Set exercise →
Omit every picture and output the rest of the records exactly as they are.

Available records →
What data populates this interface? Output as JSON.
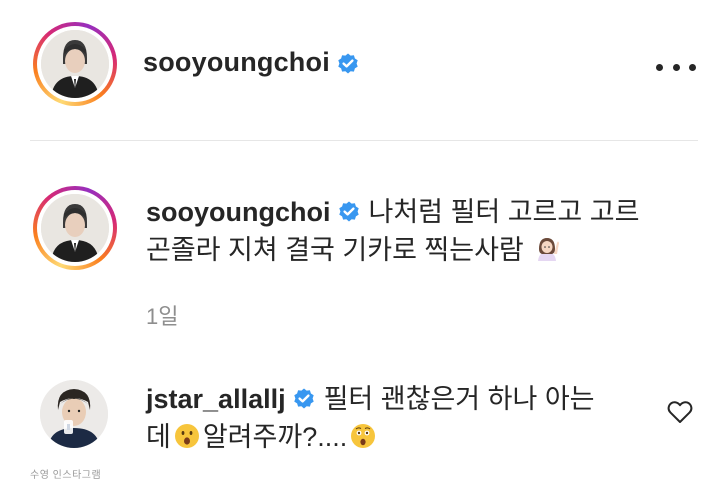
{
  "post_header": {
    "username": "sooyoungchoi",
    "verified": true,
    "more_label": "..."
  },
  "caption": {
    "username": "sooyoungchoi",
    "verified": true,
    "text_line1": "나처럼 필터 고르고 고르",
    "text_line2": "곤졸라 지쳐 결국 기카로 찍는사람",
    "emoji": "woman-raising-hand",
    "time": "1일"
  },
  "reply": {
    "username": "jstar_allallj",
    "verified": true,
    "text_part1": "필터 괜찮은거 하나 아는",
    "text_part2_a": "데",
    "text_part2_b": "알려주까?....",
    "emoji_1": "surprised-face",
    "emoji_2": "astonished-face",
    "like_icon": "heart-outline-icon"
  },
  "watermark": "수영 인스타그램",
  "colors": {
    "text": "#262626",
    "secondary": "#8e8e8e",
    "verified": "#3897f0",
    "ring_start": "#feda75",
    "ring_end": "#962fbf"
  }
}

Finished task →
What data populates this interface? Output as JSON.
{
  "post_header": {
    "username": "sooyoungchoi",
    "verified": true,
    "more_label": "..."
  },
  "caption": {
    "username": "sooyoungchoi",
    "verified": true,
    "text_line1": "나처럼 필터 고르고 고르",
    "text_line2": "곤졸라 지쳐 결국 기카로 찍는사람",
    "emoji": "woman-raising-hand",
    "time": "1일"
  },
  "reply": {
    "username": "jstar_allallj",
    "verified": true,
    "text_part1": "필터 괜찮은거 하나 아는",
    "text_part2_a": "데",
    "text_part2_b": "알려주까?....",
    "emoji_1": "surprised-face",
    "emoji_2": "astonished-face",
    "like_icon": "heart-outline-icon"
  },
  "watermark": "수영 인스타그램",
  "colors": {
    "text": "#262626",
    "secondary": "#8e8e8e",
    "verified": "#3897f0",
    "ring_start": "#feda75",
    "ring_end": "#962fbf"
  }
}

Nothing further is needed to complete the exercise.